[Problem to work on] Reproduce the records. Keep every word exact and include no images.

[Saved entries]

————————

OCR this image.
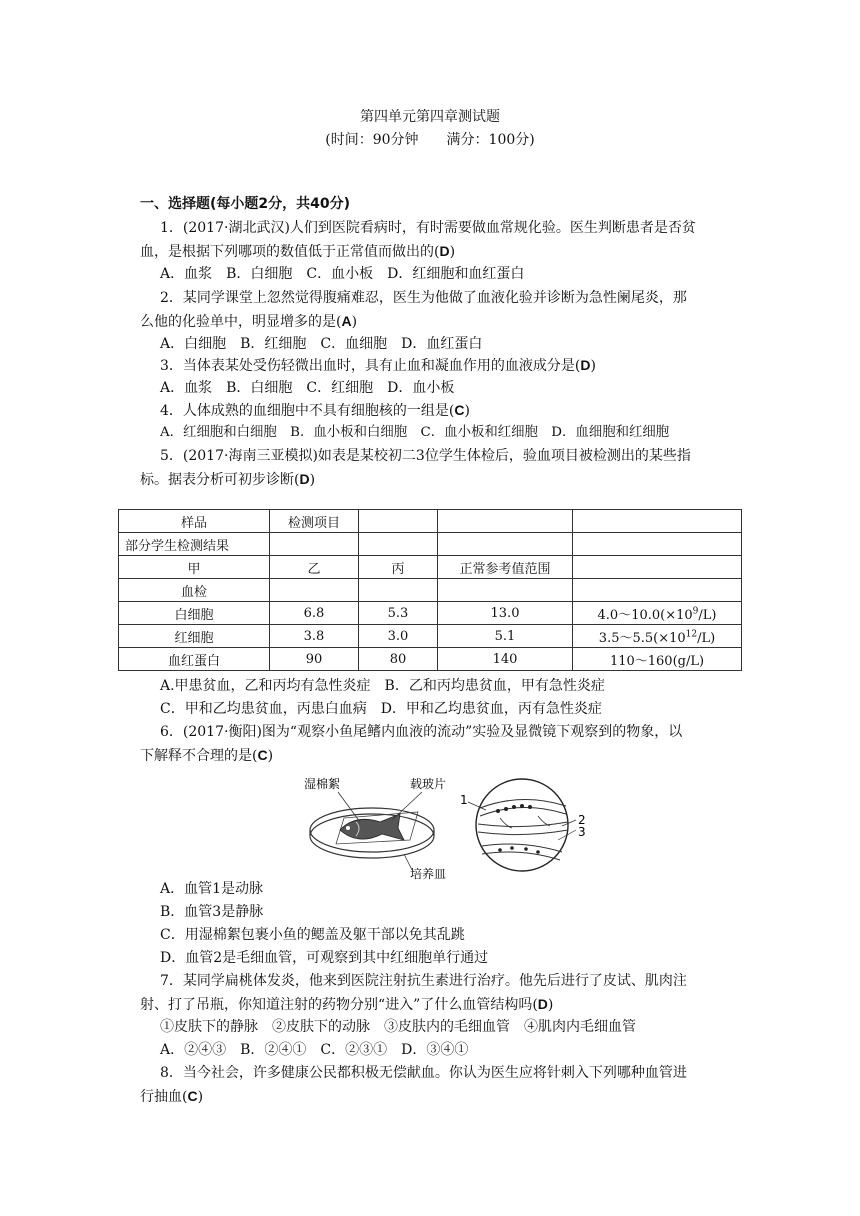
第四单元第四章测试题
(时间：90分钟　　满分：100分)
一、选择题(每小题2分，共40分)
1．(2017·湖北武汉)人们到医院看病时，有时需要做血常规化验。医生判断患者是否贫
血，是根据下列哪项的数值低于正常值而做出的(D)
A．血浆　B．白细胞　C．血小板　D．红细胞和血红蛋白
2．某同学课堂上忽然觉得腹痛难忍，医生为他做了血液化验并诊断为急性阑尾炎，那
么他的化验单中，明显增多的是(A)
A．白细胞　B．红细胞　C．血细胞　D．血红蛋白
3．当体表某处受伤轻微出血时，具有止血和凝血作用的血液成分是(D)
A．血浆　B．白细胞　C．红细胞　D．血小板
4．人体成熟的血细胞中不具有细胞核的一组是(C)
A．红细胞和白细胞　B．血小板和白细胞　C．血小板和红细胞　D．血细胞和红细胞
5．(2017·海南三亚模拟)如表是某校初二3位学生体检后，验血项目被检测出的某些指
标。据表分析可初步诊断(D)
样品	检测项目			
部分学生检测结果				
甲	乙	丙	正常参考值范围	
血检				
白细胞	6.8	5.3	13.0	$4.0\sim 10.0(\times 10^9/L)$
红细胞	3.8	3.0	5.1	$3.5\sim 5.5(\times 10^{12}/L)$
血红蛋白	90	80	140	110～160(g/L)
A.甲患贫血，乙和丙均有急性炎症　B．乙和丙均患贫血，甲有急性炎症
C．甲和乙均患贫血，丙患白血病　D．甲和乙均患贫血，丙有急性炎症
6．(2017·衡阳)图为“观察小鱼尾鳍内血液的流动”实验及显微镜下观察到的物象，以
下解释不合理的是(C)
湿棉絮	载玻片
培养皿
1
2
3
A．血管1是动脉
B．血管3是静脉
C．用湿棉絮包裹小鱼的鳃盖及躯干部以免其乱跳
D．血管2是毛细血管，可观察到其中红细胞单行通过
7．某同学扁桃体发炎，他来到医院注射抗生素进行治疗。他先后进行了皮试、肌肉注
射、打了吊瓶，你知道注射的药物分别“进入”了什么血管结构吗(D)
①皮肤下的静脉　②皮肤下的动脉　③皮肤内的毛细血管　④肌肉内毛细血管
A．②④③　B．②④①　C．②③①　D．③④①
8．当今社会，许多健康公民都积极无偿献血。你认为医生应将针刺入下列哪种血管进
行抽血(C)
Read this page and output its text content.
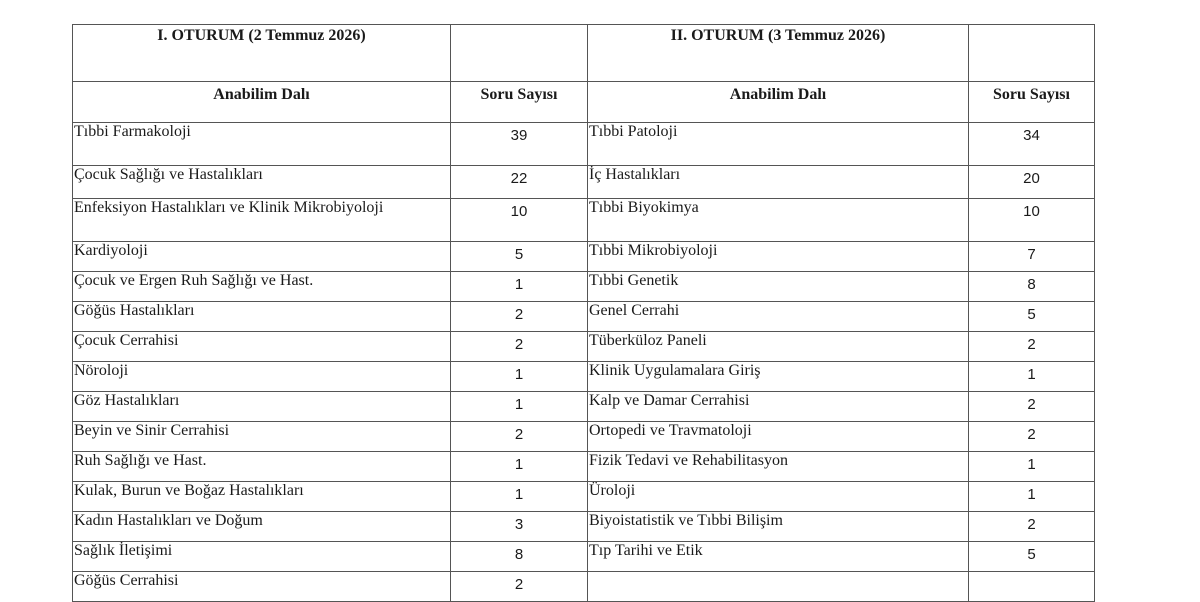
I. OTURUM (2 Temmuz 2026)		II. OTURUM (3 Temmuz 2026)	
Anabilim Dalı	Soru Sayısı	Anabilim Dalı	Soru Sayısı
Tıbbi Farmakoloji	39	Tıbbi Patoloji	34
Çocuk Sağlığı ve Hastalıkları	22	İç Hastalıkları	20
Enfeksiyon Hastalıkları ve Klinik Mikrobiyoloji	10	Tıbbi Biyokimya	10
Kardiyoloji	5	Tıbbi Mikrobiyoloji	7
Çocuk ve Ergen Ruh Sağlığı ve Hast.	1	Tıbbi Genetik	8
Göğüs Hastalıkları	2	Genel Cerrahi	5
Çocuk Cerrahisi	2	Tüberküloz Paneli	2
Nöroloji	1	Klinik Uygulamalara Giriş	1
Göz Hastalıkları	1	Kalp ve Damar Cerrahisi	2
Beyin ve Sinir Cerrahisi	2	Ortopedi ve Travmatoloji	2
Ruh Sağlığı ve Hast.	1	Fizik Tedavi ve Rehabilitasyon	1
Kulak, Burun ve Boğaz Hastalıkları	1	Üroloji	1
Kadın Hastalıkları ve Doğum	3	Biyoistatistik ve Tıbbi Bilişim	2
Sağlık İletişimi	8	Tıp Tarihi ve Etik	5
Göğüs Cerrahisi	2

————————

[Solved problem]
OCR this image.
第四单元第四章测试题
(时间：90分钟　　满分：100分)
一、选择题(每小题2分，共40分)
1．(2017·湖北武汉)人们到医院看病时，有时需要做血常规化验。医生判断患者是否贫
血，是根据下列哪项的数值低于正常值而做出的(D)
A．血浆　B．白细胞　C．血小板　D．红细胞和血红蛋白
2．某同学课堂上忽然觉得腹痛难忍，医生为他做了血液化验并诊断为急性阑尾炎，那
么他的化验单中，明显增多的是(A)
A．白细胞　B．红细胞　C．血细胞　D．血红蛋白
3．当体表某处受伤轻微出血时，具有止血和凝血作用的血液成分是(D)
A．血浆　B．白细胞　C．红细胞　D．血小板
4．人体成熟的血细胞中不具有细胞核的一组是(C)
A．红细胞和白细胞　B．血小板和白细胞　C．血小板和红细胞　D．血细胞和红细胞
5．(2017·海南三亚模拟)如表是某校初二3位学生体检后，验血项目被检测出的某些指
标。据表分析可初步诊断(D)
样品	检测项目			
部分学生检测结果				
甲	乙	丙	正常参考值范围	
血检				
白细胞	6.8	5.3	13.0	$4.0\sim 10.0(\times 10^9/L)$
红细胞	3.8	3.0	5.1	$3.5\sim 5.5(\times 10^{12}/L)$
血红蛋白	90	80	140	110～160(g/L)
A.甲患贫血，乙和丙均有急性炎症　B．乙和丙均患贫血，甲有急性炎症
C．甲和乙均患贫血，丙患白血病　D．甲和乙均患贫血，丙有急性炎症
6．(2017·衡阳)图为“观察小鱼尾鳍内血液的流动”实验及显微镜下观察到的物象，以
下解释不合理的是(C)
湿棉絮	载玻片
培养皿
1
2
3
A．血管1是动脉
B．血管3是静脉
C．用湿棉絮包裹小鱼的鳃盖及躯干部以免其乱跳
D．血管2是毛细血管，可观察到其中红细胞单行通过
7．某同学扁桃体发炎，他来到医院注射抗生素进行治疗。他先后进行了皮试、肌肉注
射、打了吊瓶，你知道注射的药物分别“进入”了什么血管结构吗(D)
①皮肤下的静脉　②皮肤下的动脉　③皮肤内的毛细血管　④肌肉内毛细血管
A．②④③　B．②④①　C．②③①　D．③④①
8．当今社会，许多健康公民都积极无偿献血。你认为医生应将针刺入下列哪种血管进
行抽血(C)
Read this page and output its text content.
I. OTURUM (2 Temmuz 2026)		II. OTURUM (3 Temmuz 2026)	
Anabilim Dalı	Soru Sayısı	Anabilim Dalı	Soru Sayısı
Tıbbi Farmakoloji	39	Tıbbi Patoloji	34
Çocuk Sağlığı ve Hastalıkları	22	İç Hastalıkları	20
Enfeksiyon Hastalıkları ve Klinik Mikrobiyoloji	10	Tıbbi Biyokimya	10
Kardiyoloji	5	Tıbbi Mikrobiyoloji	7
Çocuk ve Ergen Ruh Sağlığı ve Hast.	1	Tıbbi Genetik	8
Göğüs Hastalıkları	2	Genel Cerrahi	5
Çocuk Cerrahisi	2	Tüberküloz Paneli	2
Nöroloji	1	Klinik Uygulamalara Giriş	1
Göz Hastalıkları	1	Kalp ve Damar Cerrahisi	2
Beyin ve Sinir Cerrahisi	2	Ortopedi ve Travmatoloji	2
Ruh Sağlığı ve Hast.	1	Fizik Tedavi ve Rehabilitasyon	1
Kulak, Burun ve Boğaz Hastalıkları	1	Üroloji	1
Kadın Hastalıkları ve Doğum	3	Biyoistatistik ve Tıbbi Bilişim	2
Sağlık İletişimi	8	Tıp Tarihi ve Etik	5
Göğüs Cerrahisi	2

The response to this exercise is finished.